Texte source
Bonjour LIESSE

Pierre Bilic

La tristesse du début s’efface petit à petit pour Drago et la troupe de Sclessin.

A vec le temps, avec le temps va, tout s’en va : certains, comme Léo Ferré, ont chanté la vie qui file. D’autres ont donné du temps au temps, l’arrêtent, s’en payent. Malgré son succès au Tivoli (0-1), le Standard en a perdu beaucoup depuis le début de la saison. Dominique D’Onofrio a pris le temps comme il venait. Sous la pluie, le coach liégeois a pu s’appuyer sur les larges épaules d’Ivica Dragutinovic. A 28 ans, il forme, avec Ogushi Onyewu, absent à La Louvière pour excès de cartes jaunes et bien remplacé par Pato Curbelo, une impressionnante muraille devant Vedran Runje. Son t-shirt est griffé par Bikkembergs. L’international de Serbie & Monténégro défile parfois pour le couturier anversois, adore les fringues et, entre l’expédition à La Louvière et le voyage à Bochum, il n’a pas évité nos questions.

Quelle est votre analyse de la victoire du Standard à La Louvière ?

Ivica Dragutinovic : Nous avons souffert durant les 20 premières minutes de jeu. Le Standard a alors tenu la tête hors d’eau grâce à un exceptionnel Vedran Runje. A un moment, les Loups auraient pu mener 2-0. Puis, nous avons bien resserré notre organisation avec succès, surtout après le but et en seconde mi-temps. J’ai alors vu un vrai bloc sur la pelouse. Cela fait trois matches consécutifs durant lesquels la défense n’a encaissé aucun but. Pato Curbelo a été remarquable de calme au centre de la défense. Il n’a rien lâché. Pour une première de sa part en D1, c’est très intéressant. On sait, maintenant, que le Standard peut se passer d’Ogushi Onyewu ou de moi-même au centre de la défense : Pato Curbelo est là. Il y a des progrès dans tous les secteurs. Dans la ligne médiane, entre autres, Miljenko Mumlek nous a apporté sa technique. Ce groupe est encore en phase de découverte. Il y a eu beaucoup de mouvements. En semaine, nous avons mangé un bout, tous ensemble, et cela nous a rapprochés.

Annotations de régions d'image
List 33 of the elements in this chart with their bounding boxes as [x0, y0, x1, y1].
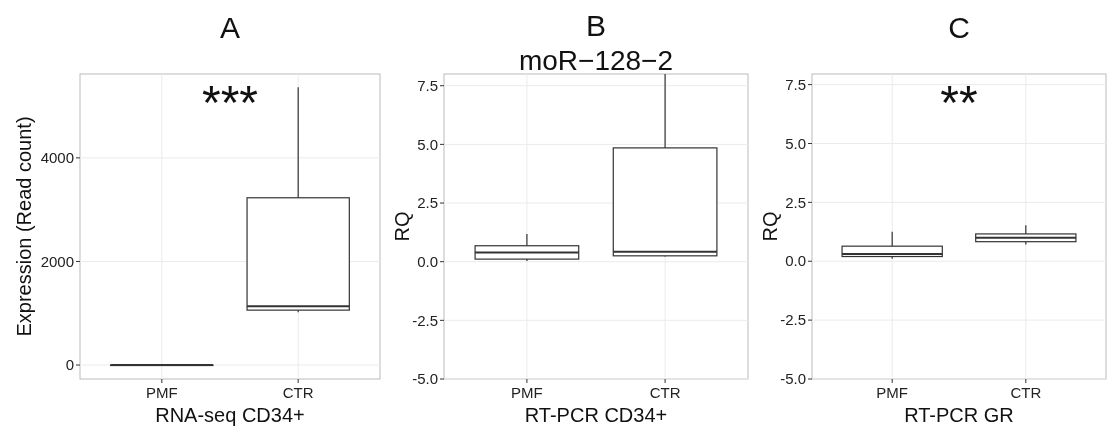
x-axis-title: RT-PCR CD34+ — [524, 404, 668, 426]
x-axis-title: RNA-seq CD34+ — [155, 404, 305, 426]
y-tick-label: 2.5 — [785, 193, 806, 211]
chart-title: A — [219, 11, 241, 44]
y-axis-title: Expression (Read count) — [13, 116, 35, 337]
chart-title: C — [948, 11, 970, 44]
y-tick-label: 4000 — [40, 149, 74, 167]
annotation: *** — [201, 76, 259, 129]
x-tick-label: CTR — [1010, 384, 1042, 401]
y-tick-label: 7.5 — [417, 76, 438, 94]
y-tick-label: 0.0 — [785, 252, 806, 270]
x-axis-title: RT-PCR GR — [904, 404, 1014, 426]
x-tick-label: PMF — [145, 384, 178, 401]
y-tick-label: 2.5 — [417, 194, 438, 212]
y-tick-label: 5.0 — [785, 134, 806, 152]
x-tick-label: PMF — [511, 384, 543, 401]
chart-subtitle: moR−128−2 — [518, 45, 674, 76]
y-axis-title: RQ — [759, 211, 781, 242]
x-tick-label: PMF — [876, 384, 909, 401]
y-tick-label: 2000 — [40, 252, 74, 270]
chart-title: B — [585, 9, 607, 42]
y-tick-label: 5.0 — [417, 135, 438, 153]
x-tick-label: CTR — [282, 384, 314, 401]
y-tick-label: 0 — [65, 356, 74, 374]
y-tick-label: -5.0 — [780, 370, 806, 388]
y-tick-label: -2.5 — [412, 311, 438, 329]
y-tick-label: 7.5 — [785, 75, 806, 93]
x-tick-label: CTR — [649, 384, 681, 401]
y-axis-title: RQ — [391, 211, 413, 242]
y-tick-label: -2.5 — [780, 311, 806, 329]
y-tick-label: -5.0 — [412, 370, 438, 388]
annotation: ** — [940, 76, 978, 129]
y-tick-label: 0.0 — [417, 252, 438, 270]
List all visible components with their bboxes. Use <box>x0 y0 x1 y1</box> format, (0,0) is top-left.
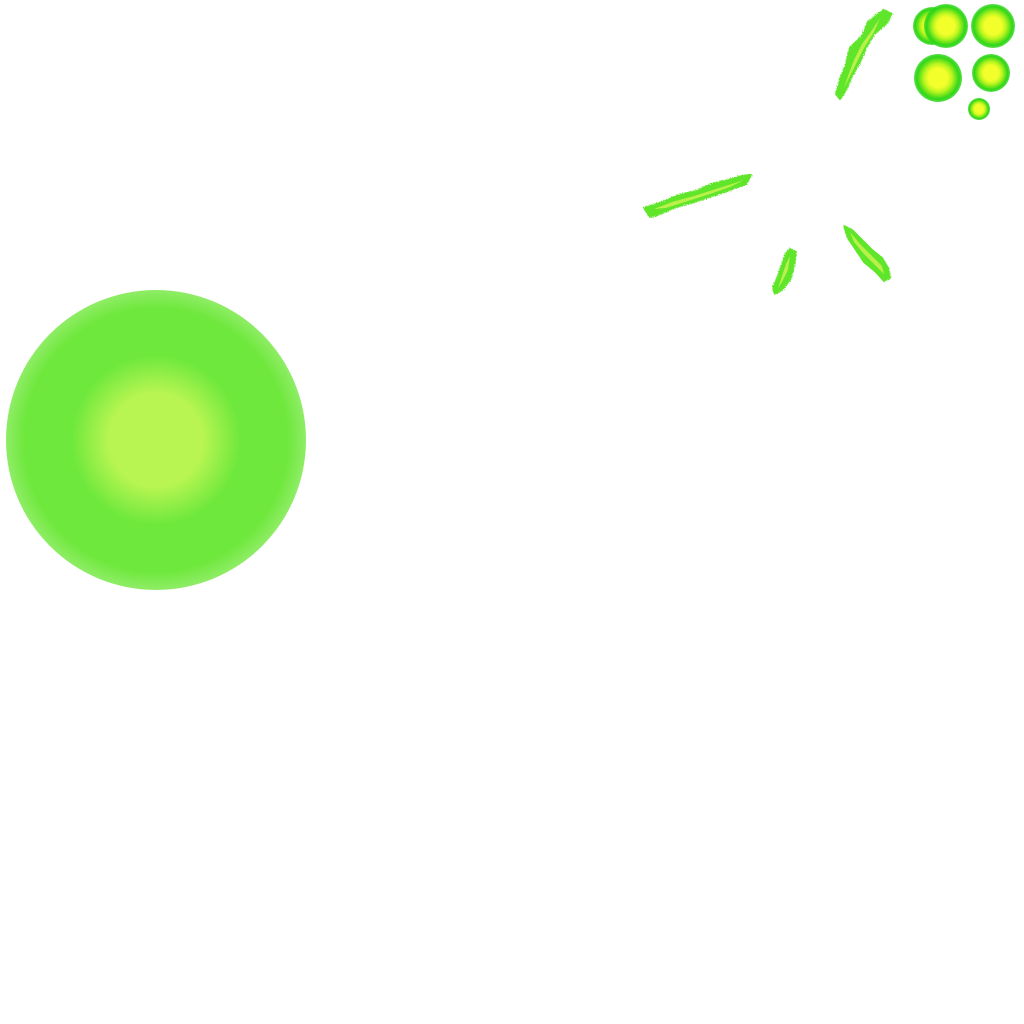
goo-shard-icon <box>835 9 893 100</box>
goo-splat-icon <box>972 54 1010 92</box>
glow-orb-icon <box>6 290 306 590</box>
goo-shard-core <box>844 18 880 88</box>
goo-splat-icon <box>971 4 1015 48</box>
goo-shard-core <box>850 232 884 274</box>
goo-splat-icon <box>914 54 962 102</box>
goo-shard-core <box>654 180 744 209</box>
goo-splat-icon <box>924 4 968 48</box>
goo-shard-core <box>778 256 790 288</box>
goo-splat-icon <box>968 98 990 120</box>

Consigne
Recopiez à l'identique le passage de l'entretien avec Ivica Dragutinovic qui va de « A vec le temps, avec » jusqu'à « La Louvière ? ».

Corrigé
A vec le temps, avec le temps va, tout s’en va : certains, comme Léo Ferré, ont chanté la vie qui file. D’autres ont donné du temps au temps, l’arrêtent, s’en payent. Malgré son succès au Tivoli (0-1), le Standard en a perdu beaucoup depuis le début de la saison. Dominique D’Onofrio a pris le temps comme il venait. Sous la pluie, le coach liégeois a pu s’appuyer sur les larges épaules d’Ivica Dragutinovic. A 28 ans, il forme, avec Ogushi Onyewu, absent à La Louvière pour excès de cartes jaunes et bien remplacé par Pato Curbelo, une impressionnante muraille devant Vedran Runje. Son t-shirt est griffé par Bikkembergs. L’international de Serbie & Monténégro défile parfois pour le couturier anversois, adore les fringues et, entre l’expédition à La Louvière et le voyage à Bochum, il n’a pas évité nos questions.

Quelle est votre analyse de la victoire du Standard à La Louvière ?